- Stated problem: Pull each line holding the word "such" from the data.

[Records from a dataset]
★ ★ ★ ★

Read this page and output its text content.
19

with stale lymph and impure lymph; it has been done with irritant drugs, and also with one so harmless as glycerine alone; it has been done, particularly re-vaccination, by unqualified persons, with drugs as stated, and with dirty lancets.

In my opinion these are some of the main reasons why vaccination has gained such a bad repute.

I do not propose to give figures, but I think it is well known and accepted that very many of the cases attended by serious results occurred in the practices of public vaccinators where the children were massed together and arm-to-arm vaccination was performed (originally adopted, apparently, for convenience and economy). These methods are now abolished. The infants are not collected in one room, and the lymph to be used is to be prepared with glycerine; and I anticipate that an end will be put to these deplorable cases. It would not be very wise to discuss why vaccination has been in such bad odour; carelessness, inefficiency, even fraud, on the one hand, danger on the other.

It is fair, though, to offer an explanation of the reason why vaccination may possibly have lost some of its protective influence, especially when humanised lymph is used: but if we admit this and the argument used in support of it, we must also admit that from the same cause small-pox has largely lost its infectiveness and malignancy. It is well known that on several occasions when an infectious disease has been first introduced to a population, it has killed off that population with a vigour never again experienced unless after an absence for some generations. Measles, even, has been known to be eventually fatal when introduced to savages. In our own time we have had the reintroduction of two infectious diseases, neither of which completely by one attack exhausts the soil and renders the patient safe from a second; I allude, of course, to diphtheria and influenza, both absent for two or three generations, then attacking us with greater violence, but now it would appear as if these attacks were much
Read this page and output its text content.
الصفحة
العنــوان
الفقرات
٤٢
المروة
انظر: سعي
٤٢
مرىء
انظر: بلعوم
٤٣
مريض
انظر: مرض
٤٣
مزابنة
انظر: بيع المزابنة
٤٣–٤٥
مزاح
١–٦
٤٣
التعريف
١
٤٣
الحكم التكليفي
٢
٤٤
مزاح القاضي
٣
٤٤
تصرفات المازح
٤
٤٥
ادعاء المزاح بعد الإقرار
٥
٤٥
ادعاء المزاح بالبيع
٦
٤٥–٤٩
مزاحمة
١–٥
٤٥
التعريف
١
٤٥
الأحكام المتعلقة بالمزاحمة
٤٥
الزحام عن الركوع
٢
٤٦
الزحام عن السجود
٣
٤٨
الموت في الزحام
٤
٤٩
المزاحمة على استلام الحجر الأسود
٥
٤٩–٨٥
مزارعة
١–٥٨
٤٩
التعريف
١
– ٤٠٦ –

★ ★ ★ ★

- Answer to the task:
In my opinion these are some of the main reasons why vaccination has gained such a bad repute.
I do not propose to give figures, but I think it is well known and accepted that very many of the cases attended by serious results occurred in the practices of public vaccinators where the children were massed together and arm-to-arm vaccination was performed (originally adopted, apparently, for convenience and economy). These methods are now abolished. The infants are not collected in one room, and the lymph to be used is to be prepared with glycerine; and I anticipate that an end will be put to these deplorable cases. It would not be very wise to discuss why vaccination has been in such bad odour; carelessness, inefficiency, even fraud, on the one hand, danger on the other.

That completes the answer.